◆ **Compito 1**: Trascrivi fedelmente, dal brano sul progetto politico, tutto ciò che va da "Il progetto politico" giù fino a "Altro che libertà.".
◆ **Compito 2**: Nel brano sul progetto politico, a quali sanzioni contro Putin si dice no?

◆ **Brano da esaminare**:
——————————
Sempre la stessa ricetta

Il progetto politico è presto detto: no a tutto, noi siamo anti. E allora: no alla Nato; no alla Ue; no all’euro, no alle sanzioni contro Putin (tutte le sanzioni, sia chiaro); no “a qualsiasi forma di controllo e di limitazione sociale”, che di per sé suona bene ma non vuol dire un cazzo, vivendo bene o male, più male che bene, in un regime formalmente democratico che per sua natura è fatto anche di limitazioni, obblighi, controlli: l’importante è non esagerare. Per dire, se lo Stato mi impedisce di uscire a suon di lockdown, mi va benissimo: se però nelle limitazioni da abbattere ci sta, che so, anche quella che proibisce l’omicidio, qualche problema mi sorge. E se mi vuoi fuori dalla Nato, ma non dici una parola sullo star fuori dall’orbita di Putin, almeno in linea teorica, beh, altro che dettagli. Altro che libertà.
——————————
(Voci di dati salvate)

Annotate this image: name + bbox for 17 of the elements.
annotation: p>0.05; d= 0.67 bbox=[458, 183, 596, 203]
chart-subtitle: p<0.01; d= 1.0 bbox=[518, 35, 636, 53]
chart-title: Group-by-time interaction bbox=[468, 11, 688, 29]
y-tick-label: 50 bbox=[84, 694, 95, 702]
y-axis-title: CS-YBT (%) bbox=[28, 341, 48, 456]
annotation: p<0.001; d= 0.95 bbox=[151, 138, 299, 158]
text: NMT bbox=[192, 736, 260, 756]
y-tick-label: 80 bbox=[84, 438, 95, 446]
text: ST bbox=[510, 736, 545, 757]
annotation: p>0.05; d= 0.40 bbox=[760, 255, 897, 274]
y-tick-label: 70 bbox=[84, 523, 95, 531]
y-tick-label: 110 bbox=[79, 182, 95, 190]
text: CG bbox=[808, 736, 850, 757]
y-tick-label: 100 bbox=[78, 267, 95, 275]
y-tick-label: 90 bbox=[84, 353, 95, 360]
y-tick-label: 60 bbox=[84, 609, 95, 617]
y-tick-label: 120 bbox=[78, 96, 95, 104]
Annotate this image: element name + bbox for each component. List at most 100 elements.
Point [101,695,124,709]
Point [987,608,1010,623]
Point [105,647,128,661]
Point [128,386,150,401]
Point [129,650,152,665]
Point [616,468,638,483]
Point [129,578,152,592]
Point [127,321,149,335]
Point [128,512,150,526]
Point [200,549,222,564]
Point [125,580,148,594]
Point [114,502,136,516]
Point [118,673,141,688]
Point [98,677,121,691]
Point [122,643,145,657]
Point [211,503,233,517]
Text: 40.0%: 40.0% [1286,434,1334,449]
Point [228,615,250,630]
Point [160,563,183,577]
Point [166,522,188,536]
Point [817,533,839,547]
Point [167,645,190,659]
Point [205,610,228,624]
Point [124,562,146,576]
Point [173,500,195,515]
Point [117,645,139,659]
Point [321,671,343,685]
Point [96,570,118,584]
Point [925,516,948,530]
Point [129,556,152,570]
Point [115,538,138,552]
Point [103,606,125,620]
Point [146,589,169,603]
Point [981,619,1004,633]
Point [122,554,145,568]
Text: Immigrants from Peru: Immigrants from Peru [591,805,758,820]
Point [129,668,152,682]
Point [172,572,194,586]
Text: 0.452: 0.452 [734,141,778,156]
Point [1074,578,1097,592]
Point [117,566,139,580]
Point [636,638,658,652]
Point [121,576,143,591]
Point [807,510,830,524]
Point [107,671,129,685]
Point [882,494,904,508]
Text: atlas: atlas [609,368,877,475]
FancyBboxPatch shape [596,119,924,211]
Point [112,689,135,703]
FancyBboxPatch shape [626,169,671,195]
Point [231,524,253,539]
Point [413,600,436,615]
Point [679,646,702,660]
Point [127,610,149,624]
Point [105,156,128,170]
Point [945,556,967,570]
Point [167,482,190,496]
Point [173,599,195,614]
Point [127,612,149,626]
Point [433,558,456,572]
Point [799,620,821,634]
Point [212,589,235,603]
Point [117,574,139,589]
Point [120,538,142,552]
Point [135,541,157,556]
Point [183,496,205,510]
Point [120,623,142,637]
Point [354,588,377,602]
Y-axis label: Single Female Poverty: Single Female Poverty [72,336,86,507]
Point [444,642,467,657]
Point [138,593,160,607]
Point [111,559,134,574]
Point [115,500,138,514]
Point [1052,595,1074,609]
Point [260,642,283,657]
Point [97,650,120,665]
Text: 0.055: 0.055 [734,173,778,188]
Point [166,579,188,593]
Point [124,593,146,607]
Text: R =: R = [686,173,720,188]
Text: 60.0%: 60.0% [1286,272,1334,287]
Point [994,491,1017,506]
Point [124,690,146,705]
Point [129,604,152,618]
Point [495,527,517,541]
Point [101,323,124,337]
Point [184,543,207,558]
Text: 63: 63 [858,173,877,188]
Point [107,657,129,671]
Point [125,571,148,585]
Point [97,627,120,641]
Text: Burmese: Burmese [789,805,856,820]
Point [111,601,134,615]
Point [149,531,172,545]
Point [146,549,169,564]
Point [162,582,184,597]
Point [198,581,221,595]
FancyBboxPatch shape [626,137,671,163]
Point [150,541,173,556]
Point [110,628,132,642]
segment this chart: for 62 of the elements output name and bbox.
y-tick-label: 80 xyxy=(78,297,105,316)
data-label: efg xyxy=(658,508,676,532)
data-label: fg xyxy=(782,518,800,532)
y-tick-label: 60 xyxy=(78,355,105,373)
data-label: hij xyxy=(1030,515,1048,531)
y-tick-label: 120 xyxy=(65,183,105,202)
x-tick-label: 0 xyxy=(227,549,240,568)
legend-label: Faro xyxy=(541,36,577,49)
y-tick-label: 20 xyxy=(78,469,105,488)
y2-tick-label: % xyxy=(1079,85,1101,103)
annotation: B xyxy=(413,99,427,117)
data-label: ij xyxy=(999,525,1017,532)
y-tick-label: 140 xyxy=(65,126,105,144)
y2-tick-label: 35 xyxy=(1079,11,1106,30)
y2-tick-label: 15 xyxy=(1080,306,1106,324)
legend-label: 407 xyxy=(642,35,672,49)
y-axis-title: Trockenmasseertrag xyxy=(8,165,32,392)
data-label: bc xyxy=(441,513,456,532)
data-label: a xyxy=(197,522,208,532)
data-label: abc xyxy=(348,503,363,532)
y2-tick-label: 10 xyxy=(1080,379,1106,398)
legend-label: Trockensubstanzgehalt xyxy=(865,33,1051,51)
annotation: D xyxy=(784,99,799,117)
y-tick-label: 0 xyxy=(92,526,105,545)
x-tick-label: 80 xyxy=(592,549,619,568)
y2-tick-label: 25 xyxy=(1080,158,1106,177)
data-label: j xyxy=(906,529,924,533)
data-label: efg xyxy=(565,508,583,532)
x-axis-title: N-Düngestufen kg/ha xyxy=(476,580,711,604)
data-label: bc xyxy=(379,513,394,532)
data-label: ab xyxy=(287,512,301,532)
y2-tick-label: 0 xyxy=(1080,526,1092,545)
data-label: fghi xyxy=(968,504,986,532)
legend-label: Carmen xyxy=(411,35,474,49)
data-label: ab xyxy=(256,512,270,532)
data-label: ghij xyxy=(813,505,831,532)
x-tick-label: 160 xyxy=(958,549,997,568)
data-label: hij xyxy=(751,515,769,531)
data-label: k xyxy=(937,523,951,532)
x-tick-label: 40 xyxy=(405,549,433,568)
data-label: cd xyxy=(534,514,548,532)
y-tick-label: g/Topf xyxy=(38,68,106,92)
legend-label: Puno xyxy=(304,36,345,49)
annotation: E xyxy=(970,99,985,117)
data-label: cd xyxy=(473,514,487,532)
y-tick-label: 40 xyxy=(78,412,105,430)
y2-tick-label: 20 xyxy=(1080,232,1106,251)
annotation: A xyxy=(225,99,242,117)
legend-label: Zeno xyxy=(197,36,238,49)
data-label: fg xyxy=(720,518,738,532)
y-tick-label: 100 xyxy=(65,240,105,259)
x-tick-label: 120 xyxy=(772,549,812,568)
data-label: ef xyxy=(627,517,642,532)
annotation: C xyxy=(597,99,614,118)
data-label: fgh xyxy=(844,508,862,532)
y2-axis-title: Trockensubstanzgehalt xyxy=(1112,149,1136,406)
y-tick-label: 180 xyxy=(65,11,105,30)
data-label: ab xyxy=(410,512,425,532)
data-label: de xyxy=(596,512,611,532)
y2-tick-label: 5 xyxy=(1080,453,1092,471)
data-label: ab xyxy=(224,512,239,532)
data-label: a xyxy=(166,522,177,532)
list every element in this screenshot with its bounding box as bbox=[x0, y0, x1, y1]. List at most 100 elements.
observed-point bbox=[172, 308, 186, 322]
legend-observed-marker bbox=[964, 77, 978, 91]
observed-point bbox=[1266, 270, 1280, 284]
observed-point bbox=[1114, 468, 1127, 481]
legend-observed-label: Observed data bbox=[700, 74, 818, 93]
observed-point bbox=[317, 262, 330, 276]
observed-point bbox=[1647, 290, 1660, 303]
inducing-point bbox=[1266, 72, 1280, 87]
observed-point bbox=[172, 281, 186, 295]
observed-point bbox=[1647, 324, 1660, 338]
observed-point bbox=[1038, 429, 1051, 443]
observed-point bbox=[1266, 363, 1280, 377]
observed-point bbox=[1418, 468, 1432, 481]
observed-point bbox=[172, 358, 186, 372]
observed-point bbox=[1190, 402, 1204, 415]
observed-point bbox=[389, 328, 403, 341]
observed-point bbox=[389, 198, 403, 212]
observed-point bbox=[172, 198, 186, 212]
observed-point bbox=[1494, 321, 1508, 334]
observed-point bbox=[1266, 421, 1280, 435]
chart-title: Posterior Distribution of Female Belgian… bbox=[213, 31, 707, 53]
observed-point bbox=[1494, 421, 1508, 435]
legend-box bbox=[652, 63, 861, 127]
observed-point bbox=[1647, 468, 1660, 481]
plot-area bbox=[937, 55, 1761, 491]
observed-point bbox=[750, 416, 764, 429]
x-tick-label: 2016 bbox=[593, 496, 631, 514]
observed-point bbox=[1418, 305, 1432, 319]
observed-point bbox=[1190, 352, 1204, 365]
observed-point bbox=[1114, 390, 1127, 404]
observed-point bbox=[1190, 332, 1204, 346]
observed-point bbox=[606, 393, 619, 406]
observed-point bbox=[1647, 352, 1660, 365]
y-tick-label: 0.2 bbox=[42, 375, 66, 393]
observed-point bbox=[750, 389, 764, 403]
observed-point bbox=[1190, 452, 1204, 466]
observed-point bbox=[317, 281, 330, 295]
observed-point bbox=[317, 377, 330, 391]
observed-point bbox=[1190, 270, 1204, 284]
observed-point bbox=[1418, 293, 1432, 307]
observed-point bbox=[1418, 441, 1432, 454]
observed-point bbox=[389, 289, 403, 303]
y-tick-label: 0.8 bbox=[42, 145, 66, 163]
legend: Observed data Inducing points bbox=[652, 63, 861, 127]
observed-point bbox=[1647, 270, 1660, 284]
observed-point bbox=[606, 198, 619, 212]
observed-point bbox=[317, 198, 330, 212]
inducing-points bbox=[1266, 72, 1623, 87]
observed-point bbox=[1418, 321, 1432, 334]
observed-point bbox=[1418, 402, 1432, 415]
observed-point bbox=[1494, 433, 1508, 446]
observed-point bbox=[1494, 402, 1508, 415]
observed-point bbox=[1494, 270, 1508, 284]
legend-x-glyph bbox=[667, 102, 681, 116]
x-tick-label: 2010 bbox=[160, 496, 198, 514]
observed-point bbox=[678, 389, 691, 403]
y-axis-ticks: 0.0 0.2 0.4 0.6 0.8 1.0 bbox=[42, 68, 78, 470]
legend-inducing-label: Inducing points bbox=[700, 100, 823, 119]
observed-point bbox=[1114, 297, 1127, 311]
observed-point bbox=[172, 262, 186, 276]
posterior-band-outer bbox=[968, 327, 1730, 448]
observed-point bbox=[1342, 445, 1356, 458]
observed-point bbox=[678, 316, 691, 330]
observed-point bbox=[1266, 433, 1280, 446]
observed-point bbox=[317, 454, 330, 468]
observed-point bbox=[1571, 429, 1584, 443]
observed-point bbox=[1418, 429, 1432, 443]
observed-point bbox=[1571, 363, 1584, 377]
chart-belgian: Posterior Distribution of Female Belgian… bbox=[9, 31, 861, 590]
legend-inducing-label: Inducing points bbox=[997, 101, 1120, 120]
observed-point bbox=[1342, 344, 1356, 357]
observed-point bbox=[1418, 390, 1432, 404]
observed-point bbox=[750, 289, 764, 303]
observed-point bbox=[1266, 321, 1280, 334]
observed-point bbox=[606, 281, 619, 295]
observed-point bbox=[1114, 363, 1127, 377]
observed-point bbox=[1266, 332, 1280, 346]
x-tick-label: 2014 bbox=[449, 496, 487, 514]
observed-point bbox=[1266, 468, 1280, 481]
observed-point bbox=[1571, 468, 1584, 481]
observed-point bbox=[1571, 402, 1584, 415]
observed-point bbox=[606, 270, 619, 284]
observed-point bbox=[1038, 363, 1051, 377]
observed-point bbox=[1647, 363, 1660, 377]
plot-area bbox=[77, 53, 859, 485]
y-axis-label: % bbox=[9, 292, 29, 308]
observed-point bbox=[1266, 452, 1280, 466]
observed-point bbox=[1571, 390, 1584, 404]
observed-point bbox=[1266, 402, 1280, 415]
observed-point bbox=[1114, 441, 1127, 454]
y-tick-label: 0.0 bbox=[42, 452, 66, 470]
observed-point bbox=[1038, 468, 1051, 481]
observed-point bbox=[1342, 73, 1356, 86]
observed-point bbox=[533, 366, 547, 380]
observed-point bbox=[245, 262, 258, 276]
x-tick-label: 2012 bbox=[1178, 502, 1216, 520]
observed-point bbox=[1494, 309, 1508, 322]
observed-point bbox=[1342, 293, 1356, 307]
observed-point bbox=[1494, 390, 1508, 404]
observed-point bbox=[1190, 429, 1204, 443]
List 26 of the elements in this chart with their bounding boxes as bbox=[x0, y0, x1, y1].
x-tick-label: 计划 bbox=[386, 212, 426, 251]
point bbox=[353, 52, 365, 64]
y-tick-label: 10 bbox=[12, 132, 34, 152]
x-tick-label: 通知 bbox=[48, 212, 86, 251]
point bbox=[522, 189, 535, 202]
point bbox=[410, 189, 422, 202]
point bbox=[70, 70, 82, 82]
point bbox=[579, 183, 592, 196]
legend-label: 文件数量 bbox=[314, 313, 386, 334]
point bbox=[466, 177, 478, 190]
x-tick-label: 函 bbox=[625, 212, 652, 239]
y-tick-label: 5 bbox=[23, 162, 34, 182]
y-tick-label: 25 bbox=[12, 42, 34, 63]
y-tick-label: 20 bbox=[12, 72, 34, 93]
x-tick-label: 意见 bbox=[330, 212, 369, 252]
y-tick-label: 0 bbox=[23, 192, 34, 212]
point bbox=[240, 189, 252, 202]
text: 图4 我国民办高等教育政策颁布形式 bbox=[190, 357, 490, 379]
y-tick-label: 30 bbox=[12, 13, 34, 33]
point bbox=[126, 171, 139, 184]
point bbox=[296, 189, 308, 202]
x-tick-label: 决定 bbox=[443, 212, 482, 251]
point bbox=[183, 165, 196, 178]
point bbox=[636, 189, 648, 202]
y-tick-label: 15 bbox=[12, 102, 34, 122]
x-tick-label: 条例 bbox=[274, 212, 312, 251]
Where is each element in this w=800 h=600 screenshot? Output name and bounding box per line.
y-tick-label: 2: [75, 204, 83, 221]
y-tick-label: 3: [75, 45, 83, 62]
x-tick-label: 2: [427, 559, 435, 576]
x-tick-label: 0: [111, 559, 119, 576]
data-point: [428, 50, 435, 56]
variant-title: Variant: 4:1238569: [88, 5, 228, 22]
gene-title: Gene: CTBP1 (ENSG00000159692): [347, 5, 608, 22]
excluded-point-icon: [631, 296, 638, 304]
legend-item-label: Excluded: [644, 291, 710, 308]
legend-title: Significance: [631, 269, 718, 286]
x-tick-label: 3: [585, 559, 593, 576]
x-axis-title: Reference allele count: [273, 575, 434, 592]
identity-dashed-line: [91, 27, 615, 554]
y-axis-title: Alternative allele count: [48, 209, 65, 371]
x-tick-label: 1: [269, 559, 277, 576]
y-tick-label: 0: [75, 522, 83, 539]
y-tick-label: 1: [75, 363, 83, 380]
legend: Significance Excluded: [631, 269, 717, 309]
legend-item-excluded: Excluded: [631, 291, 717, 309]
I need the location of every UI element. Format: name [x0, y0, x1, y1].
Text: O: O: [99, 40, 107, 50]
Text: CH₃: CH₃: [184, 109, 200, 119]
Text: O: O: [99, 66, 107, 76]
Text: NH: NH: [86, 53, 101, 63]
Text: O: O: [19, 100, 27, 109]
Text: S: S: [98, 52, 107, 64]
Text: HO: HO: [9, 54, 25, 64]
——————————
◆ **Risultato 1**:
Il progetto politico è presto detto: no a tutto, noi siamo anti. E allora: no alla Nato; no alla Ue; no all’euro, no alle sanzioni contro Putin (tutte le sanzioni, sia chiaro); no “a qualsiasi forma di controllo e di limitazione sociale”, che di per sé suona bene ma non vuol dire un cazzo, vivendo bene o male, più male che bene, in un regime formalmente democratico che per sua natura è fatto anche di limitazioni, obblighi, controlli: l’importante è non esagerare. Per dire, se lo Stato mi impedisce di uscire a suon di lockdown, mi va benissimo: se però nelle limitazioni da abbattere ci sta, che so, anche quella che proibisce l’omicidio, qualche problema mi sorge. E se mi vuoi fuori dalla Nato, ma non dici una parola sullo star fuori dall’orbita di Putin, almeno in linea teorica, beh, altro che dettagli. Altro che libertà.

◆ **Risultato 2**: A tutte le sanzioni contro Putin.